Find and copy every line in the records that includes the string "Surface".

#####

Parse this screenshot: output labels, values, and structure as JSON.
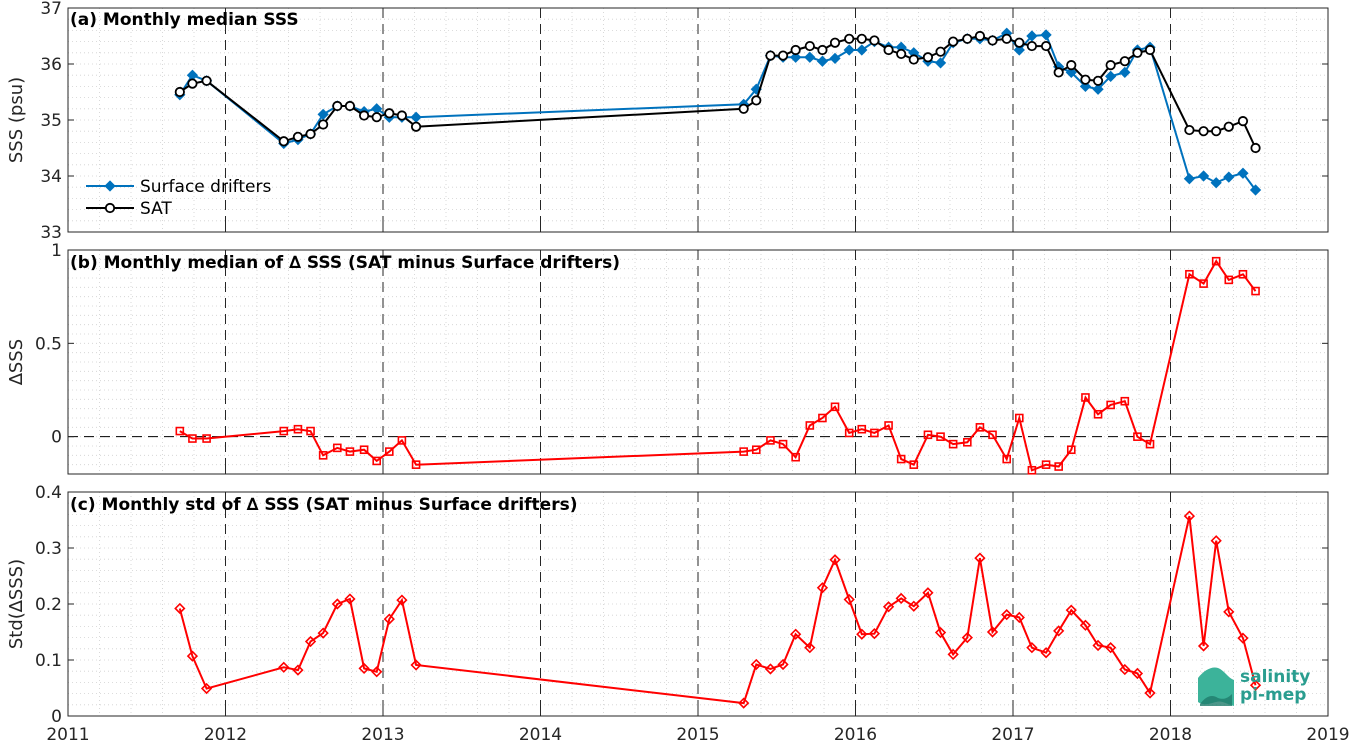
{
  "xaxis": {
    "min": 2011,
    "max": 2019,
    "ticks": [
      2011,
      2012,
      2013,
      2014,
      2015,
      2016,
      2017,
      2018,
      2019
    ],
    "tick_labels": [
      "2011",
      "2012",
      "2013",
      "2014",
      "2015",
      "2016",
      "2017",
      "2018",
      "2019"
    ]
  },
  "logo": {
    "line1": "salinity",
    "line2": "pi-mep"
  },
  "colors": {
    "drifters": "#0072bd",
    "sat": "#000000",
    "delta": "#ff0000",
    "grid": "#d0d0d0",
    "major_grid": "#262626"
  },
  "chart_data": [
    {
      "type": "line",
      "title": "(a) Monthly median SSS",
      "ylabel": "SSS (psu)",
      "ylim": [
        33,
        37
      ],
      "yticks": [
        33,
        34,
        35,
        36,
        37
      ],
      "legend": "bottom-left",
      "series": [
        {
          "name": "Surface drifters",
          "marker": "diamond",
          "x": [
            2011.71,
            2011.79,
            2011.88,
            2012.37,
            2012.46,
            2012.54,
            2012.62,
            2012.71,
            2012.79,
            2012.88,
            2012.96,
            2013.04,
            2013.12,
            2013.21,
            2015.29,
            2015.37,
            2015.46,
            2015.54,
            2015.62,
            2015.71,
            2015.79,
            2015.87,
            2015.96,
            2016.04,
            2016.12,
            2016.21,
            2016.29,
            2016.37,
            2016.46,
            2016.54,
            2016.62,
            2016.71,
            2016.79,
            2016.87,
            2016.96,
            2017.04,
            2017.12,
            2017.21,
            2017.29,
            2017.37,
            2017.46,
            2017.54,
            2017.62,
            2017.71,
            2017.79,
            2017.87,
            2018.12,
            2018.21,
            2018.29,
            2018.37,
            2018.46,
            2018.54
          ],
          "y": [
            35.45,
            35.8,
            35.7,
            34.58,
            34.65,
            34.75,
            35.1,
            35.25,
            35.25,
            35.15,
            35.2,
            35.05,
            35.05,
            35.05,
            35.28,
            35.55,
            36.15,
            36.12,
            36.12,
            36.12,
            36.05,
            36.1,
            36.25,
            36.25,
            36.4,
            36.3,
            36.3,
            36.2,
            36.05,
            36.02,
            36.38,
            36.45,
            36.45,
            36.42,
            36.55,
            36.25,
            36.5,
            36.52,
            35.95,
            35.85,
            35.6,
            35.55,
            35.78,
            35.85,
            36.25,
            36.3,
            33.95,
            34.0,
            33.88,
            33.98,
            34.05,
            33.75
          ]
        },
        {
          "name": "SAT",
          "marker": "circle",
          "x": [
            2011.71,
            2011.79,
            2011.88,
            2012.37,
            2012.46,
            2012.54,
            2012.62,
            2012.71,
            2012.79,
            2012.88,
            2012.96,
            2013.04,
            2013.12,
            2013.21,
            2015.29,
            2015.37,
            2015.46,
            2015.54,
            2015.62,
            2015.71,
            2015.79,
            2015.87,
            2015.96,
            2016.04,
            2016.12,
            2016.21,
            2016.29,
            2016.37,
            2016.46,
            2016.54,
            2016.62,
            2016.71,
            2016.79,
            2016.87,
            2016.96,
            2017.04,
            2017.12,
            2017.21,
            2017.29,
            2017.37,
            2017.46,
            2017.54,
            2017.62,
            2017.71,
            2017.79,
            2017.87,
            2018.12,
            2018.21,
            2018.29,
            2018.37,
            2018.46,
            2018.54
          ],
          "y": [
            35.5,
            35.65,
            35.7,
            34.62,
            34.7,
            34.75,
            34.92,
            35.25,
            35.25,
            35.08,
            35.05,
            35.12,
            35.08,
            34.88,
            35.2,
            35.35,
            36.15,
            36.15,
            36.25,
            36.32,
            36.25,
            36.38,
            36.45,
            36.45,
            36.42,
            36.25,
            36.18,
            36.08,
            36.12,
            36.22,
            36.4,
            36.45,
            36.5,
            36.42,
            36.45,
            36.38,
            36.32,
            36.32,
            35.85,
            35.98,
            35.72,
            35.7,
            35.98,
            36.05,
            36.2,
            36.25,
            34.82,
            34.8,
            34.8,
            34.88,
            34.98,
            34.5
          ]
        }
      ]
    },
    {
      "type": "line",
      "title": "(b) Monthly median of ∆ SSS (SAT minus Surface drifters)",
      "ylabel": "∆SSS",
      "ylim": [
        -0.2,
        1
      ],
      "yticks": [
        0,
        0.5,
        1
      ],
      "ytick_labels": [
        "0",
        "0.5",
        "1"
      ],
      "zero_line": true,
      "series": [
        {
          "marker": "square",
          "x": [
            2011.71,
            2011.79,
            2011.88,
            2012.37,
            2012.46,
            2012.54,
            2012.62,
            2012.71,
            2012.79,
            2012.88,
            2012.96,
            2013.04,
            2013.12,
            2013.21,
            2015.29,
            2015.37,
            2015.46,
            2015.54,
            2015.62,
            2015.71,
            2015.79,
            2015.87,
            2015.96,
            2016.04,
            2016.12,
            2016.21,
            2016.29,
            2016.37,
            2016.46,
            2016.54,
            2016.62,
            2016.71,
            2016.79,
            2016.87,
            2016.96,
            2017.04,
            2017.12,
            2017.21,
            2017.29,
            2017.37,
            2017.46,
            2017.54,
            2017.62,
            2017.71,
            2017.79,
            2017.87,
            2018.12,
            2018.21,
            2018.29,
            2018.37,
            2018.46,
            2018.54
          ],
          "y": [
            0.03,
            -0.01,
            -0.01,
            0.03,
            0.04,
            0.03,
            -0.1,
            -0.06,
            -0.08,
            -0.07,
            -0.13,
            -0.08,
            -0.02,
            -0.15,
            -0.08,
            -0.07,
            -0.02,
            -0.04,
            -0.11,
            0.06,
            0.1,
            0.16,
            0.02,
            0.04,
            0.02,
            0.06,
            -0.12,
            -0.15,
            0.01,
            0.0,
            -0.04,
            -0.03,
            0.05,
            0.01,
            -0.12,
            0.1,
            -0.18,
            -0.15,
            -0.16,
            -0.07,
            0.21,
            0.12,
            0.17,
            0.19,
            0.0,
            -0.04,
            0.87,
            0.82,
            0.94,
            0.84,
            0.87,
            0.78
          ]
        }
      ]
    },
    {
      "type": "line",
      "title": "(c) Monthly std of ∆ SSS (SAT minus Surface drifters)",
      "ylabel": "Std(∆SSS)",
      "ylim": [
        0,
        0.4
      ],
      "yticks": [
        0,
        0.1,
        0.2,
        0.3,
        0.4
      ],
      "ytick_labels": [
        "0",
        "0.1",
        "0.2",
        "0.3",
        "0.4"
      ],
      "series": [
        {
          "marker": "diamond",
          "x": [
            2011.71,
            2011.79,
            2011.88,
            2012.37,
            2012.46,
            2012.54,
            2012.62,
            2012.71,
            2012.79,
            2012.88,
            2012.96,
            2013.04,
            2013.12,
            2013.21,
            2015.29,
            2015.37,
            2015.46,
            2015.54,
            2015.62,
            2015.71,
            2015.79,
            2015.87,
            2015.96,
            2016.04,
            2016.12,
            2016.21,
            2016.29,
            2016.37,
            2016.46,
            2016.54,
            2016.62,
            2016.71,
            2016.79,
            2016.87,
            2016.96,
            2017.04,
            2017.12,
            2017.21,
            2017.29,
            2017.37,
            2017.46,
            2017.54,
            2017.62,
            2017.71,
            2017.79,
            2017.87,
            2018.12,
            2018.21,
            2018.29,
            2018.37,
            2018.46,
            2018.54
          ],
          "y": [
            0.192,
            0.107,
            0.049,
            0.087,
            0.082,
            0.133,
            0.148,
            0.2,
            0.209,
            0.085,
            0.079,
            0.173,
            0.207,
            0.091,
            0.023,
            0.092,
            0.084,
            0.092,
            0.146,
            0.122,
            0.229,
            0.279,
            0.208,
            0.146,
            0.147,
            0.195,
            0.21,
            0.196,
            0.22,
            0.149,
            0.11,
            0.14,
            0.282,
            0.15,
            0.181,
            0.176,
            0.122,
            0.113,
            0.152,
            0.189,
            0.162,
            0.126,
            0.122,
            0.083,
            0.076,
            0.041,
            0.357,
            0.125,
            0.313,
            0.186,
            0.139,
            0.055
          ]
        }
      ]
    }
  ]
}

#####

▶ The solution:
          "name": "Surface drifters",
      "title": "(b) Monthly median of ∆ SSS (SAT minus Surface drifters)",
      "title": "(c) Monthly std of ∆ SSS (SAT minus Surface drifters)",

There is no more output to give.